Data shown -
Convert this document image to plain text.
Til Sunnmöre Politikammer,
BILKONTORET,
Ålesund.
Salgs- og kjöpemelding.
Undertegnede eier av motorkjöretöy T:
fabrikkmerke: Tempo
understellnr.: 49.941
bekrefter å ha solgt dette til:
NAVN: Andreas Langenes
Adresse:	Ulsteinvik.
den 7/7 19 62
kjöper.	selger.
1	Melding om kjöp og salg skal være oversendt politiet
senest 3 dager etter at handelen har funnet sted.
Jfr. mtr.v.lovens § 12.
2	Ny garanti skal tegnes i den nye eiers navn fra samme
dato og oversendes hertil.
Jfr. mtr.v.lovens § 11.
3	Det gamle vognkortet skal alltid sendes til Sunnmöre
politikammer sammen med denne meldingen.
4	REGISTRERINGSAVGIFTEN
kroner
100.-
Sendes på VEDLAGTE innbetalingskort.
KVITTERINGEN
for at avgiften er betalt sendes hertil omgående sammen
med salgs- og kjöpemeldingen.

What needs to be done -
Report every line above that has the string "skal" in it.

Expected answer -
1	Melding om kjöp og salg skal være oversendt politiet
2	Ny garanti skal tegnes i den nye eiers navn fra samme
3	Det gamle vognkortet skal alltid sendes til Sunnmöre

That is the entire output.